TASK DIRECTIONS: Print exactly the lines from the one containing "Decode this image" through the last line of the records below, both included, and nothing else; omit any pictures.

* * *

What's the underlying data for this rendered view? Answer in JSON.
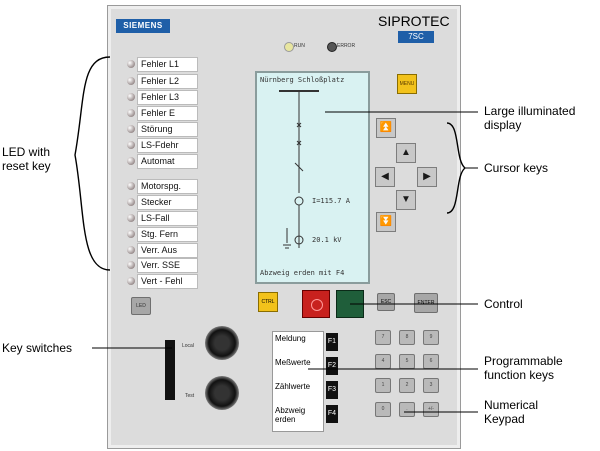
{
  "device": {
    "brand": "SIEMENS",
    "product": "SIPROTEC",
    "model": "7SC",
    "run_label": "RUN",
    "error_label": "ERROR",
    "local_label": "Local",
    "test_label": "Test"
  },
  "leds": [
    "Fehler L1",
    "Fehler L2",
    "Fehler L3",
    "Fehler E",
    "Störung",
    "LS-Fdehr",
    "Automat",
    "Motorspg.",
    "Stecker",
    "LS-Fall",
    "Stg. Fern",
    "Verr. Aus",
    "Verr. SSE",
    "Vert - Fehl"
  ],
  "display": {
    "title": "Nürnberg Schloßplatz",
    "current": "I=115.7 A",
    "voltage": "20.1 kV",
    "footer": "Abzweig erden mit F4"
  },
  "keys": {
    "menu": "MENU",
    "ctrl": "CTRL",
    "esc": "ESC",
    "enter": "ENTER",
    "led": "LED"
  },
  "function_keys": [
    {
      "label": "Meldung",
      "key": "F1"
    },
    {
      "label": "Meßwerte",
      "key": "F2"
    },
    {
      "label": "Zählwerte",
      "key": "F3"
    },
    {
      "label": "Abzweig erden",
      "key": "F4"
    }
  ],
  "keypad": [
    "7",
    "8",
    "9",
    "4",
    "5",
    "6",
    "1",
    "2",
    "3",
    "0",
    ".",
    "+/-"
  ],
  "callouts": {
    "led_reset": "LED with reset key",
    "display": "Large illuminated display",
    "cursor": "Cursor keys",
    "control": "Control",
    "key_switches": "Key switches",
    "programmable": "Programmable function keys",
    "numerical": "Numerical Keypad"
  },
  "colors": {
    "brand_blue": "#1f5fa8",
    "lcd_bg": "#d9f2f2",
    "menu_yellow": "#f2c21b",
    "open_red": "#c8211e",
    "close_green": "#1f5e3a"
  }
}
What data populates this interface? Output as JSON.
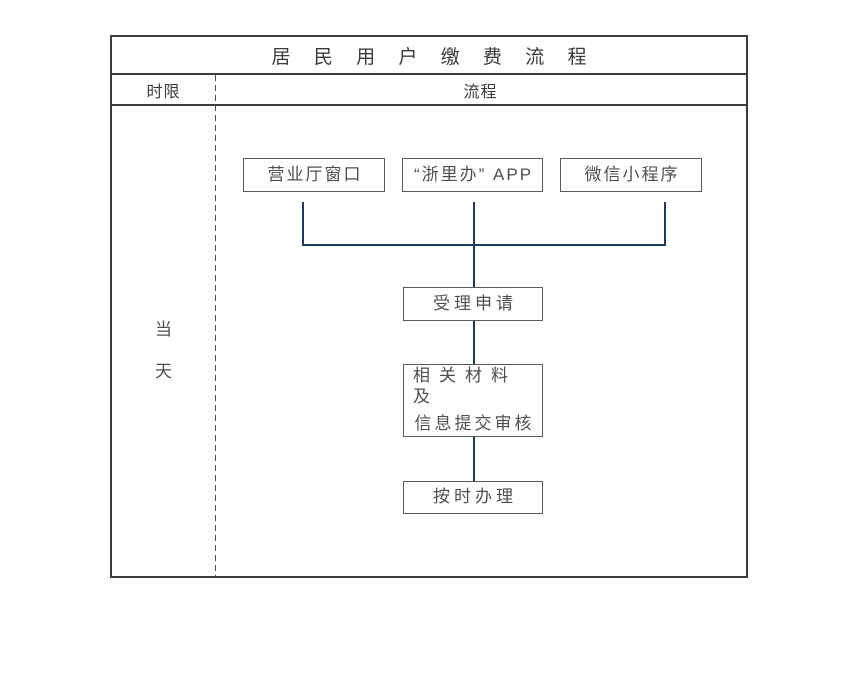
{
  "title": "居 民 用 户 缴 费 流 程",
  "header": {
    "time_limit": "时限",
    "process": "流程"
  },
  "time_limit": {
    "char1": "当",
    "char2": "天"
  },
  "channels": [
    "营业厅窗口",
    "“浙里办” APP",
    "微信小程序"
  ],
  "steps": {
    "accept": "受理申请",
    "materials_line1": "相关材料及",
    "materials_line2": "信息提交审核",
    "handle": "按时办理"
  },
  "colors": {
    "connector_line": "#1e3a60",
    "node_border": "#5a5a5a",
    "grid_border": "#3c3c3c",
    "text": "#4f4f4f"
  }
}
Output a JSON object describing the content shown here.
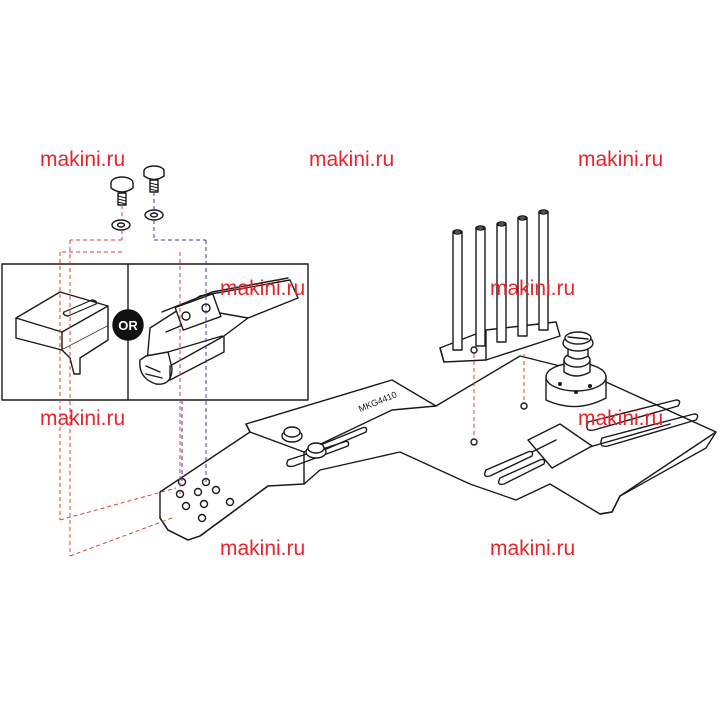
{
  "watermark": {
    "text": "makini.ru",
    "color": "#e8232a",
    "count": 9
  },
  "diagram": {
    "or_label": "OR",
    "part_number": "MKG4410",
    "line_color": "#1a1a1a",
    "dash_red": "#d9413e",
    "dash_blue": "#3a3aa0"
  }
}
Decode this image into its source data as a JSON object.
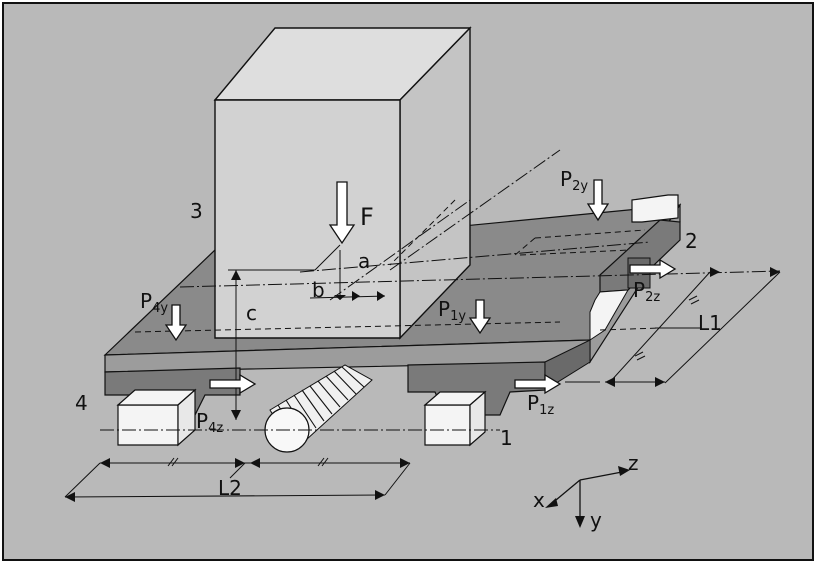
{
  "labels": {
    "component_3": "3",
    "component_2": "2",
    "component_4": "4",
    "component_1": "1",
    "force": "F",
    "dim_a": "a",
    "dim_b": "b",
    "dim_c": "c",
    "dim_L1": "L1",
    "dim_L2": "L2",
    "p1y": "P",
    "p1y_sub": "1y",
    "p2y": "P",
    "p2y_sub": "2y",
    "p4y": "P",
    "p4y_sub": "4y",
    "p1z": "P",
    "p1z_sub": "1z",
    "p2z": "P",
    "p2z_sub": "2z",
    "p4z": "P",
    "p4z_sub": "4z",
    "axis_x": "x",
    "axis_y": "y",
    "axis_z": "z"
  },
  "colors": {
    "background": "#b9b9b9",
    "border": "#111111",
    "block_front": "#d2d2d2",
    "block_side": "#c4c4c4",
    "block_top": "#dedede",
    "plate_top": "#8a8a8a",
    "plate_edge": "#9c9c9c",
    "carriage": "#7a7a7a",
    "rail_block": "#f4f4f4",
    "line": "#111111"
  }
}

* * *

CORRECT RESPONSE:
Decode this image into its source data as a JSON object.
{
  "labels": {
    "component_3": "3",
    "component_2": "2",
    "component_4": "4",
    "component_1": "1",
    "force": "F",
    "dim_a": "a",
    "dim_b": "b",
    "dim_c": "c",
    "dim_L1": "L1",
    "dim_L2": "L2",
    "p1y": "P",
    "p1y_sub": "1y",
    "p2y": "P",
    "p2y_sub": "2y",
    "p4y": "P",
    "p4y_sub": "4y",
    "p1z": "P",
    "p1z_sub": "1z",
    "p2z": "P",
    "p2z_sub": "2z",
    "p4z": "P",
    "p4z_sub": "4z",
    "axis_x": "x",
    "axis_y": "y",
    "axis_z": "z"
  },
  "colors": {
    "background": "#b9b9b9",
    "border": "#111111",
    "block_front": "#d2d2d2",
    "block_side": "#c4c4c4",
    "block_top": "#dedede",
    "plate_top": "#8a8a8a",
    "plate_edge": "#9c9c9c",
    "carriage": "#7a7a7a",
    "rail_block": "#f4f4f4",
    "line": "#111111"
  }
}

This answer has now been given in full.